Opinion
1:14-cv-00539 AWI MJS
06-16-2014
ORDER DENYING DEFENDANTS'
APPLICATION FOR STAY AND EARLY
EVALUATION CONFERENCE
(Doc. No. 4)
I. INTRODUCTION
Plaintiff Juan Moreno brought this action against defendants Vikram Vohra, Vinay Vohra, Fast N ESY #17 Corporation, as well as Does 1-10, inclusive, arising from alleged violations of the Americans with Disabilities Act ("ADA"), 42 U.S.C. §§ 12101 et seq., as well as various California statues, including the Unruh Civil Rights Act, Cal. Civil Code §§ 51 et seq. Defendants now move to stay the action and refer the parties to early neutral evaluation pursuant to California Civil Code section 55.54 and the court's equitable powers. (ECF No. 4.)
Because oral argument would not be of material assistance, the court orders this matter submitted on the briefs pursuant to Eastern District Local Rule 230(g).
◆ ◆ ◆
__Task 1__
Duplicate the part of the court order that opens with the words containing "I. INTRODUCTION" and closes with "Local Rule 230(g).".
__Task 2__
Carry the court order on from the point where it ends.

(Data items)
◆ ◆ ◆
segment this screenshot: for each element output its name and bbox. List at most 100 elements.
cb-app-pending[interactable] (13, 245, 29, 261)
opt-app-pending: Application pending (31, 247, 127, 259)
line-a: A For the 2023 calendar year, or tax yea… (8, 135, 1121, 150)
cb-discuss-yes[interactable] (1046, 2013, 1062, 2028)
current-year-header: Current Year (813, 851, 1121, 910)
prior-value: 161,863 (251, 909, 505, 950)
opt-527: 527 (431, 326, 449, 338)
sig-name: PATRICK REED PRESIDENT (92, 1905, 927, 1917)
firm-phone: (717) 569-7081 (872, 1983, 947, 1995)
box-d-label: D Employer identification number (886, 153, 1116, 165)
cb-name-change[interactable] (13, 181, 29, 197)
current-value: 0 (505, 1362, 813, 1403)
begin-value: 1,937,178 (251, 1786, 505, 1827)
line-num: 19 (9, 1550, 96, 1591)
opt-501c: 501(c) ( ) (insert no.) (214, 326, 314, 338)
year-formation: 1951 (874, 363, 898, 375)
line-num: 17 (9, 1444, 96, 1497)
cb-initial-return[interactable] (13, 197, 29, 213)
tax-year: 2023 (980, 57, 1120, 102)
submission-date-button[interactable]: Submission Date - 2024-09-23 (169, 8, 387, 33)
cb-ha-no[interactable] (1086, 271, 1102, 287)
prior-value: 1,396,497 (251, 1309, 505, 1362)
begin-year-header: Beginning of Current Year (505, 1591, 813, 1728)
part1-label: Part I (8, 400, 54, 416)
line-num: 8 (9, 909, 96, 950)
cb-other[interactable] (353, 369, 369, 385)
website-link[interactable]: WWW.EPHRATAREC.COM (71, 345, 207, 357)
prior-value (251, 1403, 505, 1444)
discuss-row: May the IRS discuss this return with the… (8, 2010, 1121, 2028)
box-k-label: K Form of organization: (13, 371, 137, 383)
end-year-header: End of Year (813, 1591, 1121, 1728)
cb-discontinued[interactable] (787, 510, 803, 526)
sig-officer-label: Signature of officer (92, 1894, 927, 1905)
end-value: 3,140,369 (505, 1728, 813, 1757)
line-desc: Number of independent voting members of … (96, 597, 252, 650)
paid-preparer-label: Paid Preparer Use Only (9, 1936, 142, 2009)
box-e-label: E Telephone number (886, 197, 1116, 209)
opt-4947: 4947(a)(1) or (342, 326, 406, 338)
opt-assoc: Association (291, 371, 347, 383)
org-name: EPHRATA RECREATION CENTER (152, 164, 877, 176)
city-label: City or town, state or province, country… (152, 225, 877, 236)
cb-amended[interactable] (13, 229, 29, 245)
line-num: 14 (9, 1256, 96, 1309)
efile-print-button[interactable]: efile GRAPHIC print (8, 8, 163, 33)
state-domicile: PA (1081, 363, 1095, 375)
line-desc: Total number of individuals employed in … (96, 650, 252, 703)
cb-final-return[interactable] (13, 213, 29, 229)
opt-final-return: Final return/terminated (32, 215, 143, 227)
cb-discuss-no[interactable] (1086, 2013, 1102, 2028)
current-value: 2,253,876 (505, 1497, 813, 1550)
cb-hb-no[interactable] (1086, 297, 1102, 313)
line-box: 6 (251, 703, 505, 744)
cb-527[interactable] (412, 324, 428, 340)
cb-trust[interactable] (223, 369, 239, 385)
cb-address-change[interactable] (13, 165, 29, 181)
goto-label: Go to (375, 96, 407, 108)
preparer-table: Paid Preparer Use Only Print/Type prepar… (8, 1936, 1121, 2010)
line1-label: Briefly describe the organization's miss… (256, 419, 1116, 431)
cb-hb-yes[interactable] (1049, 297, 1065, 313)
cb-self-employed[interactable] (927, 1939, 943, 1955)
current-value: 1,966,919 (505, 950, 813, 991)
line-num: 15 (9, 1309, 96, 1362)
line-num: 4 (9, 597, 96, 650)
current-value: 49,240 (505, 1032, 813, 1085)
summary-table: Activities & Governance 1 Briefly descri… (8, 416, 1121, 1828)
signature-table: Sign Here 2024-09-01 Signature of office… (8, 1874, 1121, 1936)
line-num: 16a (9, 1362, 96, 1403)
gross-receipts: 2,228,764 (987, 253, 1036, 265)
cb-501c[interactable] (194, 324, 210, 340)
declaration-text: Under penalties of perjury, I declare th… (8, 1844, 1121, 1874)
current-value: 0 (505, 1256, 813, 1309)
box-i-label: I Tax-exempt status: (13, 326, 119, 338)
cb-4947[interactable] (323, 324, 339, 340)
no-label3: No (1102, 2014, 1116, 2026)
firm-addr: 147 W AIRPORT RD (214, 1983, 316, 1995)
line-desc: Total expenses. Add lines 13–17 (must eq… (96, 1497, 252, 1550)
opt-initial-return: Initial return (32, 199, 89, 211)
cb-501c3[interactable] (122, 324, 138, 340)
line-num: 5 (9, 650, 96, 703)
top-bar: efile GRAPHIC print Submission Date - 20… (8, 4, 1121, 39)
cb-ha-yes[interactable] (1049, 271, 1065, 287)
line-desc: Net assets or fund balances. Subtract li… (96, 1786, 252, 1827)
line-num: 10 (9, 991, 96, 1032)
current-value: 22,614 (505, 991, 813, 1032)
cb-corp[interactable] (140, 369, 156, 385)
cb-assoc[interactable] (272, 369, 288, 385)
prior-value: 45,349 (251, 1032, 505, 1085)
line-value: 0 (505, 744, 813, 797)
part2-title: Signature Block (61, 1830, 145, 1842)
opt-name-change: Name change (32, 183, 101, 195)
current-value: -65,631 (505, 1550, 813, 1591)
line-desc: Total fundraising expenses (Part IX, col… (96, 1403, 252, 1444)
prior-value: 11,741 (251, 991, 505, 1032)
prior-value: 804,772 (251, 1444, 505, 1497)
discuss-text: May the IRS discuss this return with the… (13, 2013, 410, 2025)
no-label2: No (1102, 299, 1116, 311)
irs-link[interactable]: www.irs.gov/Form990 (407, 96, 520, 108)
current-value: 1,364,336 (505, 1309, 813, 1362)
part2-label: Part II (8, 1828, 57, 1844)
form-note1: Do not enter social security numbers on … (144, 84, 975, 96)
◆ ◆ ◆
__Answer area 1__
I. INTRODUCTION
Plaintiff Juan Moreno brought this action against defendants Vikram Vohra, Vinay Vohra, Fast N ESY #17 Corporation, as well as Does 1-10, inclusive, arising from alleged violations of the Americans with Disabilities Act ("ADA"), 42 U.S.C. §§ 12101 et seq., as well as various California statues, including the Unruh Civil Rights Act, Cal. Civil Code §§ 51 et seq. Defendants now move to stay the action and refer the parties to early neutral evaluation pursuant to California Civil Code section 55.54 and the court's equitable powers. (ECF No. 4.)
Because oral argument would not be of material assistance, the court orders this matter submitted on the briefs pursuant to Eastern District Local Rule 230(g).

__Answer area 2__
II. ANALYSIS
Under California law, the Construction-Related Accessibility Standards Compliance Act, Cal. Civ. Code §§ 55.51-55.54, "entitles some defendants in construction-related accessibility suits to a stay and [an early] evaluation conference for the lawsuit." O'Campo v. Chico Mall, LP, 758 F. Supp. 2d 976, 983 (E.D. Cal. 2010) (Karlton, J.) (citing Cal. Civ. Code § 55.54(b)(1)). However, section 55.54's provisions are preempted by the ADA and cannot be applied to plaintiff's ADA claim. See id.; Moreno v. Town & Country Liquors, No. 2:12-CV-00729 JAM KJN, 2012 U.S. Dist. LEXIS 100711, 2012 WL 2960049, at *4 (E.D. Cal. July 19, 2012); see also Hubbard v. SoBreck, LLC, 554 F.3d 742, 744 (9th Cir. 2009) ("[F]or federal law to preempt state law, it is not necessary that a federal statute expressly state that it preempts state law." (citation omitted)); Lamark v. Laiwalla, 2013 U.S. Dist. LEXIS 104526, 1 (E.D. Cal. July 25, 2013). Defendants admit that section 55.54's provisions are pre-empted. (See Reply, ECF No. 6.)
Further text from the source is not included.